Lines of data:
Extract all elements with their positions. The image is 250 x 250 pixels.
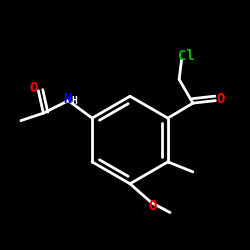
Text: O: O: [29, 81, 38, 95]
Text: H: H: [71, 96, 77, 106]
Text: Cl: Cl: [178, 50, 195, 64]
Text: O: O: [217, 92, 225, 106]
Text: N: N: [63, 92, 71, 106]
Text: O: O: [148, 198, 157, 212]
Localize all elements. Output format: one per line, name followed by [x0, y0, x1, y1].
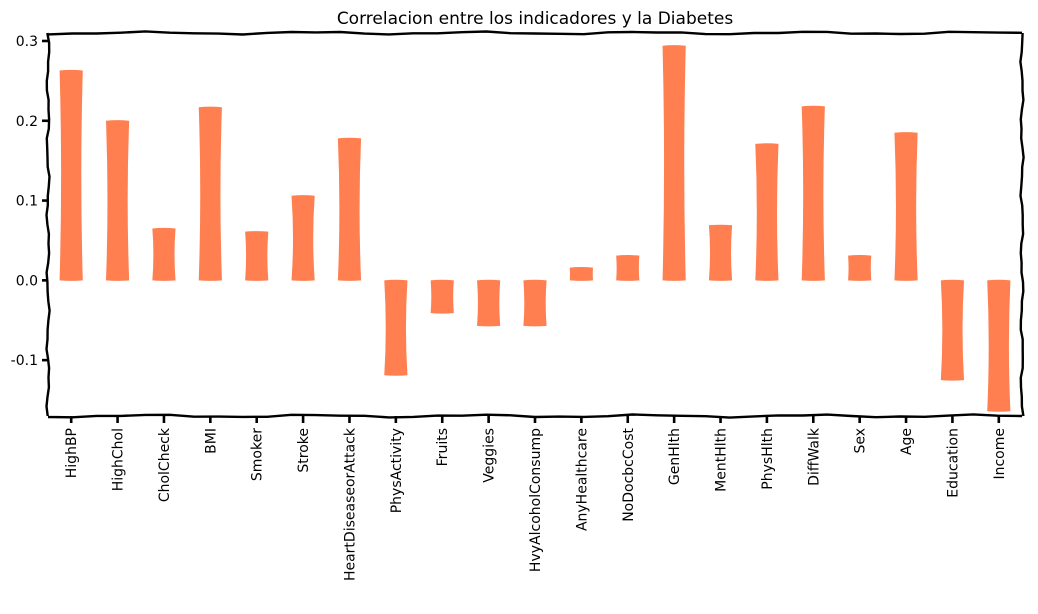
bar-GenHlth: [662, 45, 686, 281]
x-tick-label: PhysHlth: [760, 428, 776, 490]
y-tick-label: 0.3: [16, 34, 38, 50]
x-tick-label: Education: [945, 428, 961, 498]
y-tick-label: -0.1: [11, 353, 38, 369]
x-tick-label: HeartDiseaseorAttack: [342, 427, 358, 581]
x-tick-label: Age: [899, 428, 915, 455]
x-tick-label: Smoker: [250, 428, 266, 481]
y-tick-label: 0.1: [16, 194, 38, 210]
y-tick-label: 0.2: [16, 114, 38, 130]
bar-NoDocbcCost: [616, 255, 640, 281]
x-tick-label: DiffWalk: [806, 427, 822, 486]
bar-PhysActivity: [384, 279, 408, 376]
bar-Veggies: [477, 279, 501, 327]
x-tick-label: HighBP: [64, 428, 80, 478]
x-tick-label: HvyAlcoholConsump: [528, 428, 544, 572]
bar-Education: [940, 279, 965, 381]
x-tick-label: Income: [992, 428, 1008, 480]
bar-CholCheck: [152, 227, 176, 281]
bar-MentHlth: [708, 224, 733, 281]
bar-Fruits: [430, 279, 454, 314]
x-tick-label: PhysActivity: [389, 428, 405, 513]
bar-HeartDiseaseorAttack: [337, 137, 362, 281]
chart-title: Correlacion entre los indicadores y la D…: [337, 9, 734, 29]
x-tick-label: NoDocbcCost: [621, 427, 637, 521]
bar-DiffWalk: [801, 105, 825, 281]
bar-HvyAlcoholConsump: [523, 279, 547, 327]
x-axis: HighBP HighChol CholCheck BMI Smoker Stroke He…: [64, 416, 1008, 581]
bar-Age: [894, 132, 918, 281]
bars-group: [59, 45, 1011, 412]
bar-Stroke: [291, 195, 315, 281]
bar-HighBP: [59, 69, 83, 281]
bar-Sex: [848, 255, 872, 281]
x-tick-label: Stroke: [296, 428, 312, 473]
bar-AnyHealthcare: [569, 266, 593, 281]
y-tick-label: 0.0: [16, 273, 38, 289]
bar-BMI: [198, 106, 222, 281]
bar-HighChol: [105, 120, 130, 281]
x-tick-label: Veggies: [482, 428, 498, 483]
y-axis: -0.1 0.0 0.1 0.2 0.3: [11, 34, 48, 369]
x-tick-label: Fruits: [435, 428, 451, 466]
x-tick-label: MentHlth: [714, 428, 730, 492]
x-tick-label: AnyHealthcare: [574, 428, 590, 531]
bar-Smoker: [245, 231, 269, 281]
x-tick-label: Sex: [853, 428, 869, 454]
x-tick-label: CholCheck: [157, 427, 173, 502]
x-tick-label: GenHlth: [667, 428, 683, 485]
plot-frame: [45, 30, 1025, 419]
bar-Income: [987, 279, 1011, 412]
x-tick-label: HighChol: [111, 428, 127, 491]
x-tick-label: BMI: [203, 428, 219, 454]
bar-PhysHlth: [755, 143, 779, 281]
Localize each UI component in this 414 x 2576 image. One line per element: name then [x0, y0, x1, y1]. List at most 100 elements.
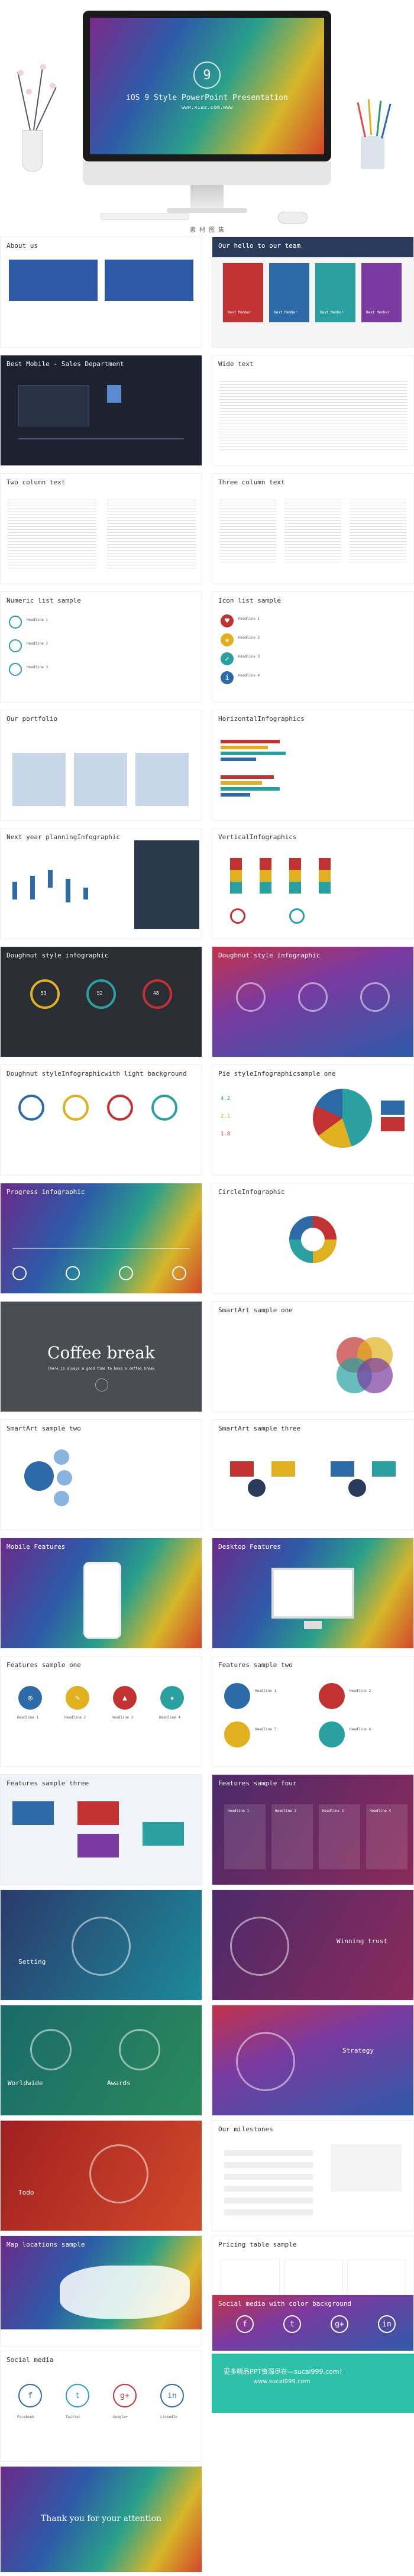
- bar-segment: [289, 882, 301, 894]
- bar: [221, 758, 256, 761]
- flower: [26, 89, 32, 95]
- slide-title: Map locations sample: [7, 2241, 85, 2248]
- slide-title: Social media with color background: [218, 2300, 352, 2308]
- slide-wide-text: Wide text: [212, 355, 414, 466]
- bar: [221, 746, 268, 749]
- flower: [50, 83, 56, 89]
- feature-headline: Headline 3: [255, 1727, 277, 1732]
- awards-title: Awards: [107, 2079, 131, 2087]
- team-card: [315, 263, 355, 322]
- bar-segment: [319, 870, 331, 882]
- flower: [40, 64, 46, 70]
- ring-graphic: [72, 1917, 131, 1976]
- doughnut: [143, 979, 172, 1009]
- doughnut: [30, 979, 60, 1009]
- progress-node: [66, 1266, 80, 1280]
- bar-segment: [319, 858, 331, 870]
- feature-tile: [77, 1834, 119, 1857]
- bar: [221, 752, 286, 755]
- feature-headline: Headline 2: [64, 1716, 86, 1720]
- ring-graphic: [89, 2144, 148, 2203]
- slide-title: Three column text: [218, 478, 285, 486]
- hero-caption: 素 材 图 集: [189, 227, 225, 234]
- social-name: LinkedIn: [160, 2415, 177, 2419]
- keyboard: [101, 213, 189, 220]
- feature-circle: [224, 1721, 250, 1747]
- social-name: Facebook: [17, 2415, 34, 2419]
- slide-title: Progress infographic: [7, 1188, 85, 1196]
- banner-url[interactable]: www.sucai999.com: [253, 2378, 310, 2385]
- pencil: [376, 101, 382, 137]
- slide-doughnut-light: Doughnut styleInfographicwith light back…: [0, 1064, 202, 1176]
- bar-segment: [289, 858, 301, 870]
- center-node: [248, 1479, 266, 1497]
- list-headline: Headline 4: [238, 674, 260, 678]
- pencil-cup: [361, 136, 384, 169]
- placeholder-text: [8, 497, 96, 568]
- box-plot: [30, 876, 35, 899]
- bar-segment: [289, 870, 301, 882]
- team-card: [361, 263, 402, 322]
- slide-two-column: Two column text: [0, 473, 202, 584]
- number-circle: [9, 616, 22, 629]
- side-table: [134, 840, 199, 929]
- slide-title: Features sample two: [218, 1661, 293, 1669]
- box-plot: [12, 882, 17, 899]
- hub-circle: [24, 1461, 54, 1491]
- slide-horizontal-infographics: HorizontalInfographics: [212, 710, 414, 821]
- slide-portfolio: Our portfolio: [0, 710, 202, 821]
- slide-team: Our hello to our team Best Member Best M…: [212, 237, 414, 348]
- info-box: [105, 260, 193, 301]
- linkedin-icon[interactable]: in: [160, 2384, 184, 2407]
- slide-title: Next year planningInfographic: [7, 833, 121, 841]
- googleplus-icon[interactable]: g+: [113, 2384, 137, 2407]
- slide-winning-trust: Winning trust: [212, 1889, 414, 2001]
- progress-node: [119, 1266, 133, 1280]
- slide-title: SmartArt sample one: [218, 1306, 293, 1314]
- vase: [22, 130, 43, 171]
- slide-three-column: Three column text: [212, 473, 414, 584]
- slide-title: Setting: [18, 1958, 46, 1966]
- list-headline: Headline 2: [238, 636, 260, 640]
- slide-title: SmartArt sample three: [218, 1425, 301, 1432]
- facebook-icon[interactable]: f: [18, 2384, 42, 2407]
- slide-title: Numeric list sample: [7, 597, 81, 604]
- placeholder-text: [219, 497, 276, 562]
- slide-title: About us: [7, 242, 38, 250]
- twitter-icon[interactable]: t: [66, 2384, 89, 2407]
- ring-graphic: [236, 2032, 295, 2091]
- list-headline: Headline 3: [27, 665, 48, 669]
- doughnut: [360, 982, 390, 1012]
- list-headline: Headline 3: [238, 655, 260, 659]
- googleplus-icon[interactable]: g+: [331, 2315, 348, 2333]
- slide-about: About us: [0, 237, 202, 348]
- percent-value: 52: [97, 991, 103, 996]
- slide-title: HorizontalInfographics: [218, 715, 305, 723]
- promo-banner[interactable]: 更多精品PPT资源尽在—sucai999.com！ www.sucai999.c…: [212, 2354, 414, 2413]
- feature-tile: [143, 1822, 184, 1846]
- feature-column: [224, 1804, 266, 1869]
- slide-worldwide-awards: Worldwide Awards: [0, 2005, 202, 2116]
- tag-icon: ✎: [66, 1686, 89, 1710]
- twitter-icon[interactable]: t: [283, 2315, 301, 2333]
- facebook-icon[interactable]: f: [236, 2315, 254, 2333]
- world-map: [60, 2266, 190, 2319]
- slide-title: Social media: [7, 2356, 54, 2364]
- venn-circle: [357, 1358, 393, 1393]
- team-card: [269, 263, 309, 322]
- progress-line: [12, 1248, 190, 1249]
- pie-chart: [313, 1089, 372, 1148]
- linkedin-icon[interactable]: in: [378, 2315, 396, 2333]
- feature-headline: Headline 3: [112, 1716, 134, 1720]
- slide-features-four: Features sample four Headline 1 Headline…: [212, 1774, 414, 1885]
- bar-segment: [260, 870, 271, 882]
- feature-tile: [77, 1801, 119, 1825]
- info-icon: i: [221, 671, 234, 684]
- feature-circle: [224, 1683, 250, 1709]
- slide-title: Doughnut styleInfographicwith light back…: [7, 1070, 187, 1077]
- slide-map-locations: Map locations sample: [0, 2235, 202, 2347]
- bar: [221, 775, 274, 779]
- value-card: [381, 1101, 405, 1115]
- slide-setting: Setting: [0, 1889, 202, 2001]
- feature-column: [366, 1804, 407, 1869]
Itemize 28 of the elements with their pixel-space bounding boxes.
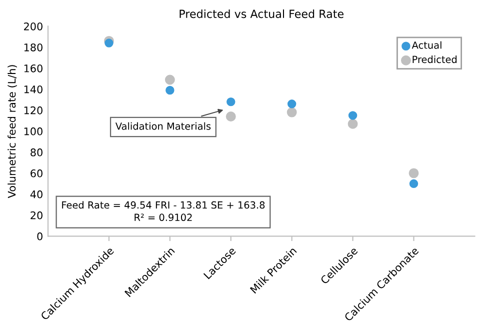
point bbox=[286, 107, 297, 118]
point bbox=[409, 179, 418, 188]
legend-label: Predicted bbox=[412, 56, 457, 64]
y-tick-label: 180 bbox=[24, 43, 42, 52]
y-tick-label: 0 bbox=[37, 232, 42, 240]
y-tick-label: 40 bbox=[30, 190, 42, 198]
point bbox=[408, 168, 419, 178]
y-tick-label: 60 bbox=[30, 169, 42, 178]
point bbox=[104, 38, 114, 48]
y-tick-label: 120 bbox=[24, 106, 42, 114]
point bbox=[348, 111, 358, 120]
chart-title: Predicted vs Actual Feed Rate bbox=[180, 9, 344, 18]
point bbox=[226, 112, 236, 122]
annotation: Validation Materials bbox=[115, 122, 211, 130]
y-tick-label: 20 bbox=[30, 211, 42, 220]
annotation: Feed Rate = 49.54 FRI - 13.81 SE + 163.8 R² = 0.9102 bbox=[62, 201, 265, 222]
legend-label: Actual bbox=[412, 41, 442, 49]
point bbox=[164, 74, 175, 85]
y-tick-label: 200 bbox=[24, 22, 42, 30]
point bbox=[166, 86, 174, 95]
point bbox=[348, 118, 358, 129]
y-tick-label: 100 bbox=[24, 127, 42, 136]
point bbox=[226, 97, 236, 106]
y-tick-label: 80 bbox=[30, 148, 42, 156]
y-axis-title: Volumetric feed rate (L/h) bbox=[8, 65, 17, 198]
y-tick-label: 140 bbox=[24, 85, 42, 94]
point bbox=[287, 100, 296, 108]
y-tick-label: 160 bbox=[24, 64, 42, 72]
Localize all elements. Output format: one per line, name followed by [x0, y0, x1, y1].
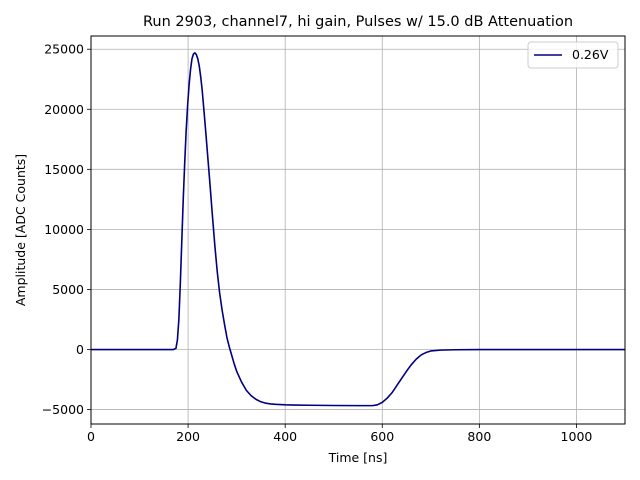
x-tick-label: 800 — [467, 429, 491, 444]
legend-label: 0.26V — [572, 47, 609, 62]
chart-title: Run 2903, channel7, hi gain, Pulses w/ 1… — [143, 14, 573, 30]
x-tick-label: 1000 — [561, 429, 593, 444]
y-tick-label: −5000 — [42, 402, 84, 417]
y-axis-label: Amplitude [ADC Counts] — [13, 154, 28, 306]
x-tick-label: 0 — [87, 429, 95, 444]
x-tick-label: 200 — [176, 429, 200, 444]
legend: 0.26V — [527, 41, 619, 69]
series-line — [91, 52, 625, 407]
x-tick-label: 400 — [273, 429, 297, 444]
plot-lines — [91, 52, 625, 407]
y-tick-label: 25000 — [44, 42, 84, 57]
y-tick-label: 5000 — [52, 282, 84, 297]
x-axis-label: Time [ns] — [328, 450, 388, 465]
y-tick-label: 0 — [76, 342, 84, 357]
x-tick-label: 600 — [370, 429, 394, 444]
y-tick-label: 20000 — [44, 102, 84, 117]
axis-ticks: 0 200 400 600 800 1000−5000050001000015000200… — [42, 42, 593, 444]
y-tick-label: 10000 — [44, 222, 84, 237]
legend-box — [527, 41, 619, 69]
y-tick-label: 15000 — [44, 162, 84, 177]
plot-frame — [90, 35, 626, 425]
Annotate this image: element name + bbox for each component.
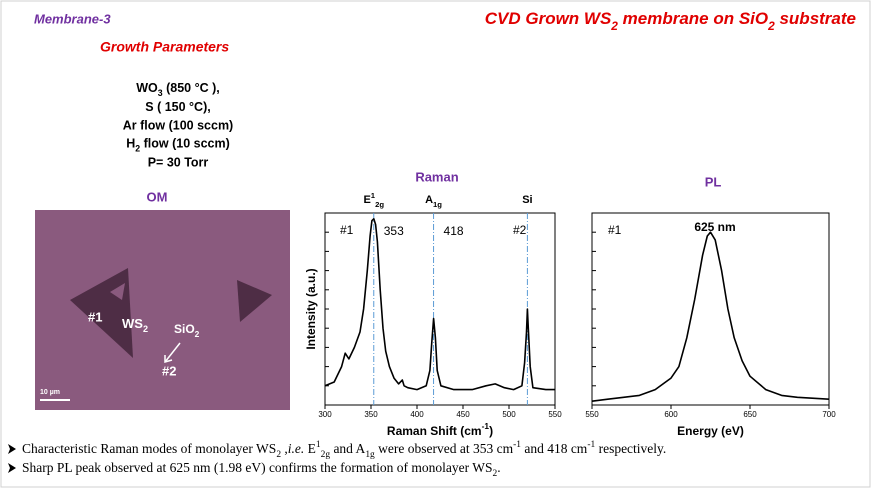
slide: Membrane-3 CVD Grown WS 2 membrane on SiO 2… bbox=[0, 0, 871, 488]
text-run: WS bbox=[122, 316, 143, 331]
x-tick-label: 650 bbox=[743, 410, 757, 419]
peak-value-label: 418 bbox=[444, 224, 464, 238]
x-tick-label: 300 bbox=[318, 410, 332, 419]
text-run: A bbox=[425, 194, 433, 206]
parameter: P= 30 Torr bbox=[148, 155, 209, 169]
x-tick-label: 600 bbox=[664, 410, 678, 419]
text-run: Sharp PL peak observed at 625 nm (1.98 e… bbox=[22, 460, 493, 475]
text-run: respectively. bbox=[595, 441, 666, 456]
x-axis-label: Energy (eV) bbox=[677, 424, 744, 438]
x-tick-label: 550 bbox=[585, 410, 599, 419]
text-run: H bbox=[126, 137, 135, 151]
x-tick-label: 400 bbox=[410, 410, 424, 419]
annotation: #2 bbox=[513, 223, 527, 237]
parameter: Ar flow (100 sccm) bbox=[123, 118, 233, 132]
text-run: SiO bbox=[174, 322, 195, 336]
parameter: S ( 150 °C), bbox=[145, 100, 210, 114]
y-axis-label: Intensity (a.u.) bbox=[304, 268, 318, 349]
panel-title: OM bbox=[147, 189, 168, 204]
text-run: CVD Grown WS bbox=[485, 9, 612, 28]
chart-title: Raman bbox=[415, 169, 458, 184]
text-run: membrane on SiO bbox=[618, 9, 768, 28]
text-run: Raman Shift (cm bbox=[387, 424, 482, 438]
peak-value-label: 353 bbox=[384, 224, 404, 238]
text-run: WO bbox=[136, 81, 158, 95]
slide-tag: Membrane-3 bbox=[34, 11, 111, 26]
chart-title: PL bbox=[705, 174, 722, 189]
subscript: 1g bbox=[433, 200, 442, 209]
x-tick-label: 500 bbox=[502, 410, 516, 419]
text-run: E bbox=[304, 441, 316, 456]
subscript: 1g bbox=[365, 450, 375, 460]
text-run: and A bbox=[330, 441, 365, 456]
image-label: #2 bbox=[162, 363, 176, 378]
text-run: E bbox=[363, 194, 370, 206]
x-tick-label: 350 bbox=[364, 410, 378, 419]
subscript: 2g bbox=[321, 450, 331, 460]
x-tick-label: 450 bbox=[456, 410, 470, 419]
text-run: Characteristic Raman modes of monolayer … bbox=[22, 441, 276, 456]
italic-run: i.e. bbox=[288, 441, 305, 456]
text-run: . bbox=[497, 460, 500, 475]
subscript: 2g bbox=[375, 200, 384, 209]
text-run: ) bbox=[489, 424, 493, 438]
image-label: 10 µm bbox=[40, 389, 60, 396]
annotation: #1 bbox=[340, 223, 354, 237]
text-run: flow (10 sccm) bbox=[140, 137, 230, 151]
subscript: 2 bbox=[143, 324, 148, 334]
x-tick-label: 700 bbox=[822, 410, 836, 419]
supscript: 1 bbox=[371, 191, 376, 200]
text-run: , bbox=[281, 441, 288, 456]
supscript: 1 bbox=[316, 440, 321, 450]
annotation: 625 nm bbox=[694, 220, 735, 234]
section-title: Growth Parameters bbox=[100, 39, 229, 55]
x-tick-label: 550 bbox=[548, 410, 562, 419]
peak-label: Si bbox=[522, 194, 532, 206]
text-run: were observed at 353 cm bbox=[375, 441, 514, 456]
text-run: (850 °C ), bbox=[163, 81, 220, 95]
page: { "header": {"tag": "Membrane-3", "title… bbox=[0, 0, 871, 488]
text-run: and 418 cm bbox=[521, 441, 588, 456]
text-run: substrate bbox=[775, 9, 856, 28]
image-label: #1 bbox=[88, 309, 102, 324]
subscript: 2 bbox=[195, 329, 200, 339]
annotation: #1 bbox=[608, 223, 622, 237]
x-axis-label: Raman Shift (cm-1) bbox=[387, 421, 493, 438]
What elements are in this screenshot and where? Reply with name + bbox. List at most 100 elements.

### Set problem
Reproduce the lines starting at the one containing "point bbox=[286, 107, 297, 118]" and ending at the one containing "point bbox=[408, 168, 419, 178]", including both.

### Finished task
point bbox=[286, 107, 297, 118]
point bbox=[409, 179, 418, 188]
legend-label: Predicted bbox=[412, 56, 457, 64]
y-tick-label: 180 bbox=[24, 43, 42, 52]
y-tick-label: 0 bbox=[37, 232, 42, 240]
y-tick-label: 40 bbox=[30, 190, 42, 198]
point bbox=[408, 168, 419, 178]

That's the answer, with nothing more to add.